# START OF DATA SHOWN

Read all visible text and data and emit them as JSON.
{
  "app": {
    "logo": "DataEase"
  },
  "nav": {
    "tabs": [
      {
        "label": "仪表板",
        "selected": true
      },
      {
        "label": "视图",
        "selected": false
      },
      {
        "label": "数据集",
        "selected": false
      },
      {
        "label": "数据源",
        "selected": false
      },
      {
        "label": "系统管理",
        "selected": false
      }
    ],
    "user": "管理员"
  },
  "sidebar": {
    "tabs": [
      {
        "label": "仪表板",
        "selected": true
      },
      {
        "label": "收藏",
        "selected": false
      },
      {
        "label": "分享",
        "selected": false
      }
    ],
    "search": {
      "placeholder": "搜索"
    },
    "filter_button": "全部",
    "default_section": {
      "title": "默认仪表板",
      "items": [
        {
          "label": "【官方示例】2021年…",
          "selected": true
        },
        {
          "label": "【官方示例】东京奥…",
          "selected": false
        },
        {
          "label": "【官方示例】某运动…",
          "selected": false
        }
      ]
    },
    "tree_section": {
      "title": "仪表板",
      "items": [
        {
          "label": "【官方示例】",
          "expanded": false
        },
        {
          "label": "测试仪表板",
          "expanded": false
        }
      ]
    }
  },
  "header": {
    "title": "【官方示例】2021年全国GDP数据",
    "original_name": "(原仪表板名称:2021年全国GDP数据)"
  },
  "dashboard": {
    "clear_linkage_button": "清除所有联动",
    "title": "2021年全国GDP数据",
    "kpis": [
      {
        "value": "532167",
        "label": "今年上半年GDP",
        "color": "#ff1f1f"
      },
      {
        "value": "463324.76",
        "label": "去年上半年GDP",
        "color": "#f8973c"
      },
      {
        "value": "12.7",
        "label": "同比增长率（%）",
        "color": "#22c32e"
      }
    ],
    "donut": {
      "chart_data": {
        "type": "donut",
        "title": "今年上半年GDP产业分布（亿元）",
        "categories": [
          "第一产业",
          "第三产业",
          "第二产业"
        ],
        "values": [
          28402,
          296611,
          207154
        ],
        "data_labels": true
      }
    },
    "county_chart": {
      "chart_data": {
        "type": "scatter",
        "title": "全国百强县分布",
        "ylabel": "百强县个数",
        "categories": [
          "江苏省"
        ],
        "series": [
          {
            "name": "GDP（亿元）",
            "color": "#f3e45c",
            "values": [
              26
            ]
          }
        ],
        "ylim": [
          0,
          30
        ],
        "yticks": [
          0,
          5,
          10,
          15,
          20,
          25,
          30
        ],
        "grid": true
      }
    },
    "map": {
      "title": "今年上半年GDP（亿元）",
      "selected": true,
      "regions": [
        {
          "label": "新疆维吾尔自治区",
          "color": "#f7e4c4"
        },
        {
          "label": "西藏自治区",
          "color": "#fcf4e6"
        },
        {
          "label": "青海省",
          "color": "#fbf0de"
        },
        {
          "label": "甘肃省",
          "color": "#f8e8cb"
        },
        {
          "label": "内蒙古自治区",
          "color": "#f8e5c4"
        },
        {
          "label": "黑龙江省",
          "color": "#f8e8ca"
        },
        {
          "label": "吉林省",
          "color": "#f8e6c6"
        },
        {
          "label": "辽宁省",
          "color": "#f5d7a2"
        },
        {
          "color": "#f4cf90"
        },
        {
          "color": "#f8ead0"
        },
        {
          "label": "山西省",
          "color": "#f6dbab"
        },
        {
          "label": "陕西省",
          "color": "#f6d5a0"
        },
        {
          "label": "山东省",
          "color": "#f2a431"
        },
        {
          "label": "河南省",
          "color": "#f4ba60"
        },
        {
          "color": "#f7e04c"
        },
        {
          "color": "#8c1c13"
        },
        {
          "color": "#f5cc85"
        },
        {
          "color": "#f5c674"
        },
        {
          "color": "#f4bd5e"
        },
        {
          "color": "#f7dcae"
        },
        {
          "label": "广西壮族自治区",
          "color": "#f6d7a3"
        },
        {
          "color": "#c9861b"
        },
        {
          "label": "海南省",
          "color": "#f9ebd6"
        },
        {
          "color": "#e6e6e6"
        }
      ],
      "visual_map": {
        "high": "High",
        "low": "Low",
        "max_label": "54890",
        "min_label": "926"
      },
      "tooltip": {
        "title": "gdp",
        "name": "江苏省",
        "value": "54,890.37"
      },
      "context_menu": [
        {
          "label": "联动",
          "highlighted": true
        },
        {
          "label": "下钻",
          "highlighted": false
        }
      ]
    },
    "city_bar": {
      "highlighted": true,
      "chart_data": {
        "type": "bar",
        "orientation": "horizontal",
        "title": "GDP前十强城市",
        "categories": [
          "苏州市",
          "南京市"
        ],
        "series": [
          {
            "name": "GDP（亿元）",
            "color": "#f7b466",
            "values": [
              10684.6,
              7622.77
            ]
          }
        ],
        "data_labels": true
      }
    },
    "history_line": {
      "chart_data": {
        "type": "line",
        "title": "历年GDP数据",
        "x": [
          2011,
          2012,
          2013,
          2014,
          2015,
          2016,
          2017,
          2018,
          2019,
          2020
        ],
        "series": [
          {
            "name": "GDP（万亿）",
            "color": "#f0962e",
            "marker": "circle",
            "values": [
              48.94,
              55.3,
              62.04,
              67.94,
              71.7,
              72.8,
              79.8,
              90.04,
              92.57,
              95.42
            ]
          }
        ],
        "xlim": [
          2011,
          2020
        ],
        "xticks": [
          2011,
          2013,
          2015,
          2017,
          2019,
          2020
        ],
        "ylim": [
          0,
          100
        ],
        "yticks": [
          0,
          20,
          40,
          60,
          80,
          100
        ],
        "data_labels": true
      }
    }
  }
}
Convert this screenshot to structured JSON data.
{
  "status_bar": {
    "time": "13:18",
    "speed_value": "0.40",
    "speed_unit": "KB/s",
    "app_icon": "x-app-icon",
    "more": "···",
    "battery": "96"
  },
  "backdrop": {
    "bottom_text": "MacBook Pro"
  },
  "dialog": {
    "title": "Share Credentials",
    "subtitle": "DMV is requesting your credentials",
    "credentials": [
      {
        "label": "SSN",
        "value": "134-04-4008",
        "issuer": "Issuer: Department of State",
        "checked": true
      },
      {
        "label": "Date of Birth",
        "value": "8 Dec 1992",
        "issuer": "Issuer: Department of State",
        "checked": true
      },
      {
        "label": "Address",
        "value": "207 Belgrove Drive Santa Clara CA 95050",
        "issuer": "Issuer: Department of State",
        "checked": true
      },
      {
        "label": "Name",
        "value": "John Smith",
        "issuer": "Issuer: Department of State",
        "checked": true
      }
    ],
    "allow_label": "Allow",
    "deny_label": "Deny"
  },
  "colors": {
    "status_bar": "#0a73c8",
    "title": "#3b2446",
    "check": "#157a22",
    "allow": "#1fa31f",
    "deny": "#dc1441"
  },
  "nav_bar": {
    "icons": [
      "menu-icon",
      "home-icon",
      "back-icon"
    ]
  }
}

# END OF DATA SHOWN

Restate the listing in full, word for word.

Read all visible text and data and emit them as JSON.
{
  "app": {
    "logo": "DataEase"
  },
  "nav": {
    "tabs": [
      {
        "label": "仪表板",
        "selected": true
      },
      {
        "label": "视图",
        "selected": false
      },
      {
        "label": "数据集",
        "selected": false
      },
      {
        "label": "数据源",
        "selected": false
      },
      {
        "label": "系统管理",
        "selected": false
      }
    ],
    "user": "管理员"
  },
  "sidebar": {
    "tabs": [
      {
        "label": "仪表板",
        "selected": true
      },
      {
        "label": "收藏",
        "selected": false
      },
      {
        "label": "分享",
        "selected": false
      }
    ],
    "search": {
      "placeholder": "搜索"
    },
    "filter_button": "全部",
    "default_section": {
      "title": "默认仪表板",
      "items": [
        {
          "label": "【官方示例】2021年…",
          "selected": true
        },
        {
          "label": "【官方示例】东京奥…",
          "selected": false
        },
        {
          "label": "【官方示例】某运动…",
          "selected": false
        }
      ]
    },
    "tree_section": {
      "title": "仪表板",
      "items": [
        {
          "label": "【官方示例】",
          "expanded": false
        },
        {
          "label": "测试仪表板",
          "expanded": false
        }
      ]
    }
  },
  "header": {
    "title": "【官方示例】2021年全国GDP数据",
    "original_name": "(原仪表板名称:2021年全国GDP数据)"
  },
  "dashboard": {
    "clear_linkage_button": "清除所有联动",
    "title": "2021年全国GDP数据",
    "kpis": [
      {
        "value": "532167",
        "label": "今年上半年GDP",
        "color": "#ff1f1f"
      },
      {
        "value": "463324.76",
        "label": "去年上半年GDP",
        "color": "#f8973c"
      },
      {
        "value": "12.7",
        "label": "同比增长率（%）",
        "color": "#22c32e"
      }
    ],
    "donut": {
      "chart_data": {
        "type": "donut",
        "title": "今年上半年GDP产业分布（亿元）",
        "categories": [
          "第一产业",
          "第三产业",
          "第二产业"
        ],
        "values": [
          28402,
          296611,
          207154
        ],
        "data_labels": true
      }
    },
    "county_chart": {
      "chart_data": {
        "type": "scatter",
        "title": "全国百强县分布",
        "ylabel": "百强县个数",
        "categories": [
          "江苏省"
        ],
        "series": [
          {
            "name": "GDP（亿元）",
            "color": "#f3e45c",
            "values": [
              26
            ]
          }
        ],
        "ylim": [
          0,
          30
        ],
        "yticks": [
          0,
          5,
          10,
          15,
          20,
          25,
          30
        ],
        "grid": true
      }
    },
    "map": {
      "title": "今年上半年GDP（亿元）",
      "selected": true,
      "regions": [
        {
          "label": "新疆维吾尔自治区",
          "color": "#f7e4c4"
        },
        {
          "label": "西藏自治区",
          "color": "#fcf4e6"
        },
        {
          "label": "青海省",
          "color": "#fbf0de"
        },
        {
          "label": "甘肃省",
          "color": "#f8e8cb"
        },
        {
          "label": "内蒙古自治区",
          "color": "#f8e5c4"
        },
        {
          "label": "黑龙江省",
          "color": "#f8e8ca"
        },
        {
          "label": "吉林省",
          "color": "#f8e6c6"
        },
        {
          "label": "辽宁省",
          "color": "#f5d7a2"
        },
        {
          "color": "#f4cf90"
        },
        {
          "color": "#f8ead0"
        },
        {
          "label": "山西省",
          "color": "#f6dbab"
        },
        {
          "label": "陕西省",
          "color": "#f6d5a0"
        },
        {
          "label": "山东省",
          "color": "#f2a431"
        },
        {
          "label": "河南省",
          "color": "#f4ba60"
        },
        {
          "color": "#f7e04c"
        },
        {
          "color": "#8c1c13"
        },
        {
          "color": "#f5cc85"
        },
        {
          "color": "#f5c674"
        },
        {
          "color": "#f4bd5e"
        },
        {
          "color": "#f7dcae"
        },
        {
          "label": "广西壮族自治区",
          "color": "#f6d7a3"
        },
        {
          "color": "#c9861b"
        },
        {
          "label": "海南省",
          "color": "#f9ebd6"
        },
        {
          "color": "#e6e6e6"
        }
      ],
      "visual_map": {
        "high": "High",
        "low": "Low",
        "max_label": "54890",
        "min_label": "926"
      },
      "tooltip": {
        "title": "gdp",
        "name": "江苏省",
        "value": "54,890.37"
      },
      "context_menu": [
        {
          "label": "联动",
          "highlighted": true
        },
        {
          "label": "下钻",
          "highlighted": false
        }
      ]
    },
    "city_bar": {
      "highlighted": true,
      "chart_data": {
        "type": "bar",
        "orientation": "horizontal",
        "title": "GDP前十强城市",
        "categories": [
          "苏州市",
          "南京市"
        ],
        "series": [
          {
            "name": "GDP（亿元）",
            "color": "#f7b466",
            "values": [
              10684.6,
              7622.77
            ]
          }
        ],
        "data_labels": true
      }
    },
    "history_line": {
      "chart_data": {
        "type": "line",
        "title": "历年GDP数据",
        "x": [
          2011,
          2012,
          2013,
          2014,
          2015,
          2016,
          2017,
          2018,
          2019,
          2020
        ],
        "series": [
          {
            "name": "GDP（万亿）",
            "color": "#f0962e",
            "marker": "circle",
            "values": [
              48.94,
              55.3,
              62.04,
              67.94,
              71.7,
              72.8,
              79.8,
              90.04,
              92.57,
              95.42
            ]
          }
        ],
        "xlim": [
          2011,
          2020
        ],
        "xticks": [
          2011,
          2013,
          2015,
          2017,
          2019,
          2020
        ],
        "ylim": [
          0,
          100
        ],
        "yticks": [
          0,
          20,
          40,
          60,
          80,
          100
        ],
        "data_labels": true
      }
    }
  }
}
Convert this screenshot to structured JSON data.
{
  "status_bar": {
    "time": "13:18",
    "speed_value": "0.40",
    "speed_unit": "KB/s",
    "app_icon": "x-app-icon",
    "more": "···",
    "battery": "96"
  },
  "backdrop": {
    "bottom_text": "MacBook Pro"
  },
  "dialog": {
    "title": "Share Credentials",
    "subtitle": "DMV is requesting your credentials",
    "credentials": [
      {
        "label": "SSN",
        "value": "134-04-4008",
        "issuer": "Issuer: Department of State",
        "checked": true
      },
      {
        "label": "Date of Birth",
        "value": "8 Dec 1992",
        "issuer": "Issuer: Department of State",
        "checked": true
      },
      {
        "label": "Address",
        "value": "207 Belgrove Drive Santa Clara CA 95050",
        "issuer": "Issuer: Department of State",
        "checked": true
      },
      {
        "label": "Name",
        "value": "John Smith",
        "issuer": "Issuer: Department of State",
        "checked": true
      }
    ],
    "allow_label": "Allow",
    "deny_label": "Deny"
  },
  "colors": {
    "status_bar": "#0a73c8",
    "title": "#3b2446",
    "check": "#157a22",
    "allow": "#1fa31f",
    "deny": "#dc1441"
  },
  "nav_bar": {
    "icons": [
      "menu-icon",
      "home-icon",
      "back-icon"
    ]
  }
}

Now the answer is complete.